----- RECORDS SUPPLIED -----
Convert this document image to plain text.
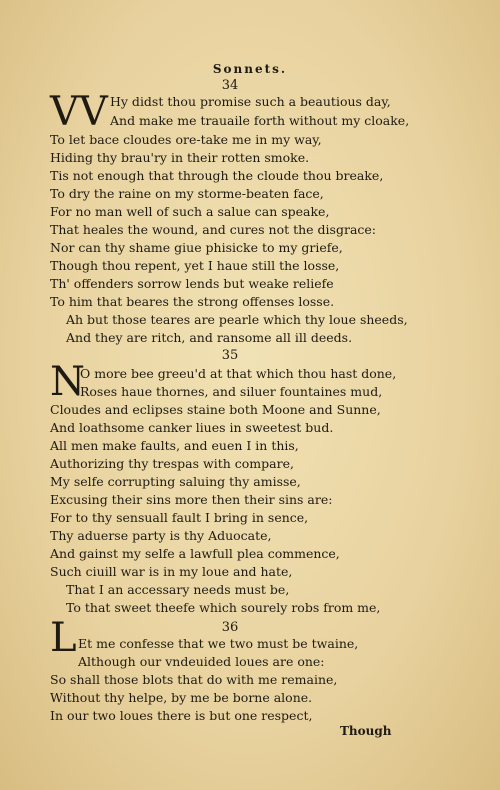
Sonnets.
34
VV Hy didst thou promise such a beautious day,
And make me trauaile forth without my cloake,
To let bace cloudes ore-take me in my way,
Hiding thy brau'ry in their rotten smoke.
Tis not enough that through the cloude thou breake,
To dry the raine on my storme-beaten face,
For no man well of such a salue can speake,
That heales the wound, and cures not the disgrace:
Nor can thy shame giue phisicke to my griefe,
Though thou repent, yet I haue still the losse,
Th' offenders sorrow lends but weake reliefe
To him that beares the strong offenses losse.
Ah but those teares are pearle which thy loue sheeds,
And they are ritch, and ransome all ill deeds.
35
N
O more bee greeu'd at that which thou hast done,
Roses haue thornes, and siluer fountaines mud,
Cloudes and eclipses staine both Moone and Sunne,
And loathsome canker liues in sweetest bud.
All men make faults, and euen I in this,
Authorizing thy trespas with compare,
My selfe corrupting saluing thy amisse,
Excusing their sins more then their sins are:
For to thy sensuall fault I bring in sence,
Thy aduerse party is thy Aduocate,
And gainst my selfe a lawfull plea commence,
Such ciuill war is in my loue and hate,
That I an accessary needs must be,
To that sweet theefe which sourely robs from me,
36
L Et me confesse that we two must be twaine,
Although our vndeuided loues are one:
So shall those blots that do with me remaine,
Without thy helpe, by me be borne alone.
In our two loues there is but one respect,
Though
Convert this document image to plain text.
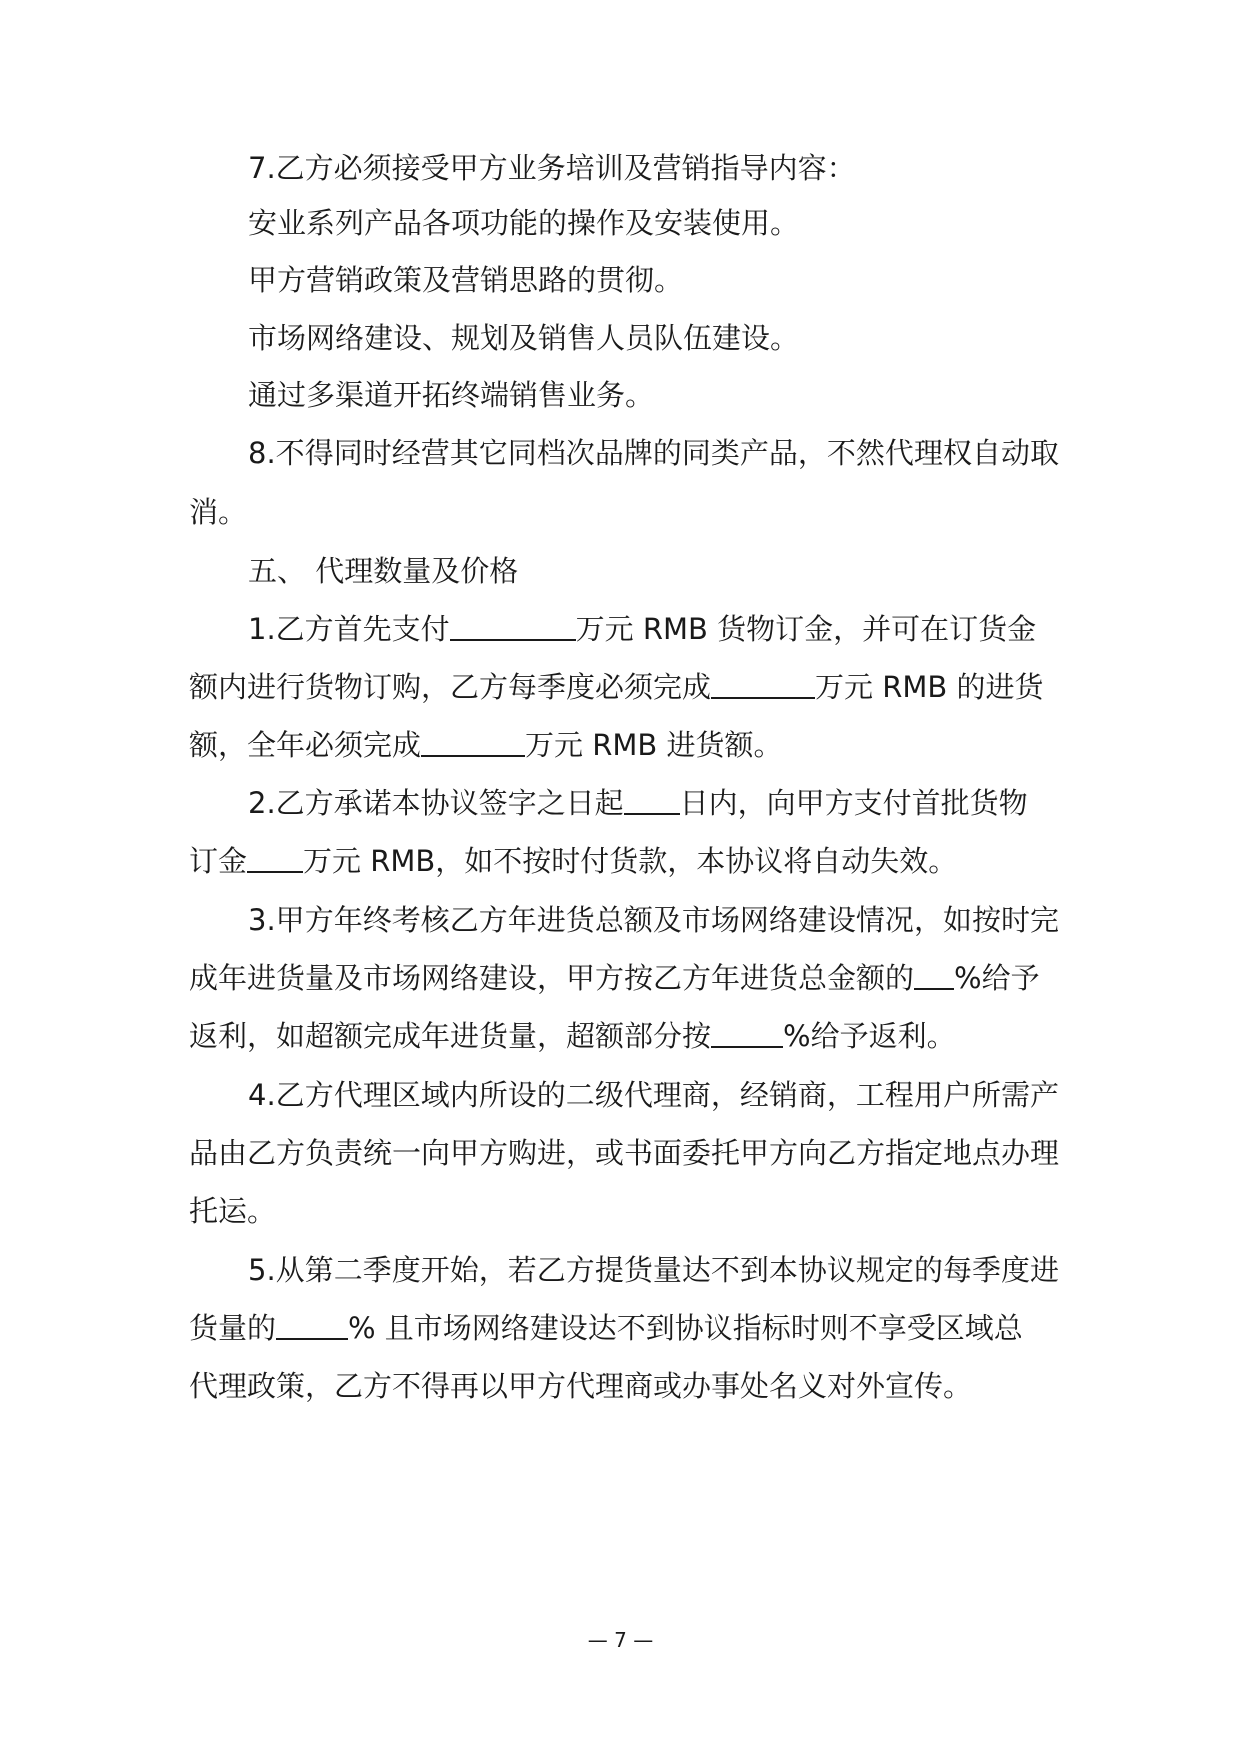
7.乙方必须接受甲方业务培训及营销指导内容：
安业系列产品各项功能的操作及安装使用。
甲方营销政策及营销思路的贯彻。
市场网络建设、规划及销售人员队伍建设。
通过多渠道开拓终端销售业务。
8.不得同时经营其它同档次品牌的同类产品，不然代理权自动取
消。
五、 代理数量及价格
1.乙方首先支付	万元 RMB 货物订金，并可在订货金
额内进行货物订购，乙方每季度必须完成	万元 RMB 的进货
额，全年必须完成	万元 RMB 进货额。
2.乙方承诺本协议签字之日起 日内，向甲方支付首批货物
订金 万元 RMB，如不按时付货款，本协议将自动失效。
3.甲方年终考核乙方年进货总额及市场网络建设情况，如按时完
成年进货量及市场网络建设，甲方按乙方年进货总金额的 %给予
返利，如超额完成年进货量，超额部分按 %给予返利。
4.乙方代理区域内所设的二级代理商，经销商，工程用户所需产
品由乙方负责统一向甲方购进，或书面委托甲方向乙方指定地点办理
托运。
5.从第二季度开始，若乙方提货量达不到本协议规定的每季度进
货量的 % 且市场网络建设达不到协议指标时则不享受区域总
代理政策，乙方不得再以甲方代理商或办事处名义对外宣传。
— 7 —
-----
* _WRITTEN PROBLEM_
Report each line in the data that holds the word "selfe".

* _SOLUTION_
My selfe corrupting saluing thy amisse,
And gainst my selfe a lawfull plea commence,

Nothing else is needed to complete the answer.